WHAT NEEDS TO BE DONE:
Quote each line of the material verbatim, without the pictures.

GIVEN DATA:
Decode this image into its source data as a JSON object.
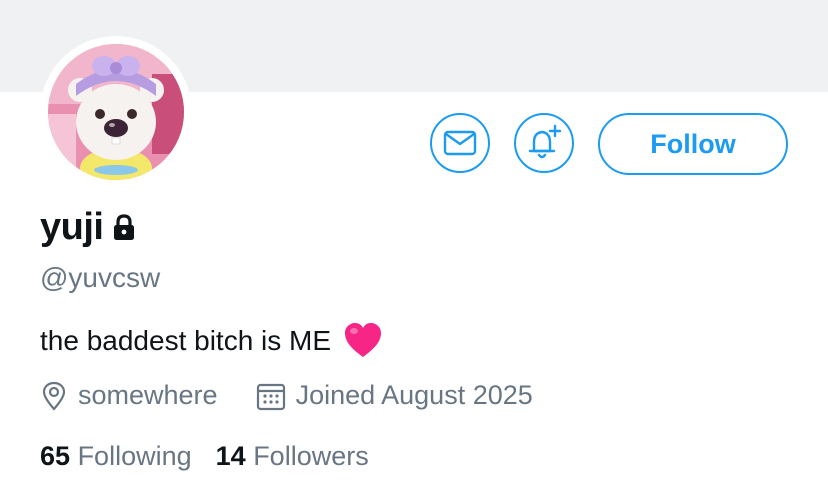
{
  "profile": {
    "name": "yuji",
    "handle": "@yuvcsw",
    "bio": "the baddest bitch is ME",
    "location": "somewhere",
    "joined": "Joined August 2025"
  },
  "actions": {
    "follow_label": "Follow",
    "message_icon": "envelope-icon",
    "notify_icon": "bell-plus-icon"
  },
  "stats": {
    "following_count": "65",
    "following_label": "Following",
    "followers_count": "14",
    "followers_label": "Followers"
  },
  "colors": {
    "accent": "#1d9bf0",
    "banner": "#eff1f3",
    "secondary_text": "#687684",
    "heart": "#f72585"
  }
}
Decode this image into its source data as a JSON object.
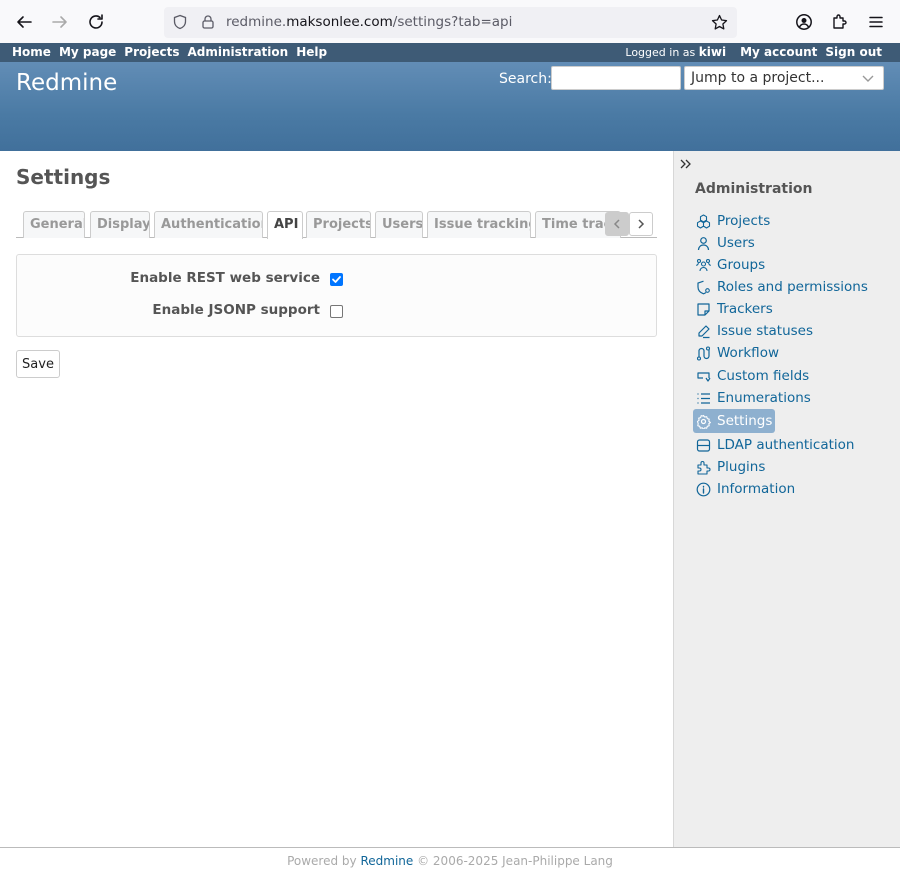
{
  "browser": {
    "url_prefix": "redmine.",
    "url_domain": "maksonlee.com",
    "url_path": "/settings?tab=api"
  },
  "top_menu": {
    "left": [
      "Home",
      "My page",
      "Projects",
      "Administration",
      "Help"
    ],
    "logged_in_as": "Logged in as",
    "user": "kiwi",
    "my_account": "My account",
    "sign_out": "Sign out"
  },
  "header": {
    "title": "Redmine",
    "search_label": "Search:",
    "search_value": "",
    "jump_placeholder": "Jump to a project..."
  },
  "main": {
    "title": "Settings",
    "tabs": [
      "General",
      "Display",
      "Authentication",
      "API",
      "Projects",
      "Users",
      "Issue tracking",
      "Time tracking"
    ],
    "selected_tab": "API",
    "settings": [
      {
        "label": "Enable REST web service",
        "checked": true
      },
      {
        "label": "Enable JSONP support",
        "checked": false
      }
    ],
    "save_label": "Save"
  },
  "sidebar": {
    "title": "Administration",
    "items": [
      {
        "label": "Projects",
        "icon": "projects-icon"
      },
      {
        "label": "Users",
        "icon": "user-icon"
      },
      {
        "label": "Groups",
        "icon": "group-icon"
      },
      {
        "label": "Roles and permissions",
        "icon": "shield-icon"
      },
      {
        "label": "Trackers",
        "icon": "sticky-note-icon"
      },
      {
        "label": "Issue statuses",
        "icon": "edit-icon"
      },
      {
        "label": "Workflow",
        "icon": "workflow-icon"
      },
      {
        "label": "Custom fields",
        "icon": "custom-field-icon"
      },
      {
        "label": "Enumerations",
        "icon": "list-icon"
      },
      {
        "label": "Settings",
        "icon": "gear-icon",
        "selected": true
      },
      {
        "label": "LDAP authentication",
        "icon": "server-icon"
      },
      {
        "label": "Plugins",
        "icon": "puzzle-icon"
      },
      {
        "label": "Information",
        "icon": "info-icon"
      }
    ]
  },
  "footer": {
    "prefix": "Powered by",
    "link": "Redmine",
    "suffix": "© 2006-2025 Jean-Philippe Lang"
  },
  "colors": {
    "top_menu_bg": "#3e5b76",
    "header_bg": "#628db6",
    "link": "#116699",
    "sidebar_bg": "#eeeeee",
    "selected_item_bg": "#8eb0cf",
    "checkbox_checked": "#0075ff"
  }
}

REPLY TO THE TASK:
Decode this image into its source data as a JSON object.
{
  "profile": {
    "name": "yuji",
    "handle": "@yuvcsw",
    "bio": "the baddest bitch is ME",
    "location": "somewhere",
    "joined": "Joined August 2025"
  },
  "actions": {
    "follow_label": "Follow",
    "message_icon": "envelope-icon",
    "notify_icon": "bell-plus-icon"
  },
  "stats": {
    "following_count": "65",
    "following_label": "Following",
    "followers_count": "14",
    "followers_label": "Followers"
  },
  "colors": {
    "accent": "#1d9bf0",
    "banner": "#eff1f3",
    "secondary_text": "#687684",
    "heart": "#f72585"
  }
}
Decode this image into its source data as a JSON object.
{
  "browser": {
    "url_prefix": "redmine.",
    "url_domain": "maksonlee.com",
    "url_path": "/settings?tab=api"
  },
  "top_menu": {
    "left": [
      "Home",
      "My page",
      "Projects",
      "Administration",
      "Help"
    ],
    "logged_in_as": "Logged in as",
    "user": "kiwi",
    "my_account": "My account",
    "sign_out": "Sign out"
  },
  "header": {
    "title": "Redmine",
    "search_label": "Search:",
    "search_value": "",
    "jump_placeholder": "Jump to a project..."
  },
  "main": {
    "title": "Settings",
    "tabs": [
      "General",
      "Display",
      "Authentication",
      "API",
      "Projects",
      "Users",
      "Issue tracking",
      "Time tracking"
    ],
    "selected_tab": "API",
    "settings": [
      {
        "label": "Enable REST web service",
        "checked": true
      },
      {
        "label": "Enable JSONP support",
        "checked": false
      }
    ],
    "save_label": "Save"
  },
  "sidebar": {
    "title": "Administration",
    "items": [
      {
        "label": "Projects",
        "icon": "projects-icon"
      },
      {
        "label": "Users",
        "icon": "user-icon"
      },
      {
        "label": "Groups",
        "icon": "group-icon"
      },
      {
        "label": "Roles and permissions",
        "icon": "shield-icon"
      },
      {
        "label": "Trackers",
        "icon": "sticky-note-icon"
      },
      {
        "label": "Issue statuses",
        "icon": "edit-icon"
      },
      {
        "label": "Workflow",
        "icon": "workflow-icon"
      },
      {
        "label": "Custom fields",
        "icon": "custom-field-icon"
      },
      {
        "label": "Enumerations",
        "icon": "list-icon"
      },
      {
        "label": "Settings",
        "icon": "gear-icon",
        "selected": true
      },
      {
        "label": "LDAP authentication",
        "icon": "server-icon"
      },
      {
        "label": "Plugins",
        "icon": "puzzle-icon"
      },
      {
        "label": "Information",
        "icon": "info-icon"
      }
    ]
  },
  "footer": {
    "prefix": "Powered by",
    "link": "Redmine",
    "suffix": "© 2006-2025 Jean-Philippe Lang"
  },
  "colors": {
    "top_menu_bg": "#3e5b76",
    "header_bg": "#628db6",
    "link": "#116699",
    "sidebar_bg": "#eeeeee",
    "selected_item_bg": "#8eb0cf",
    "checkbox_checked": "#0075ff"
  }
}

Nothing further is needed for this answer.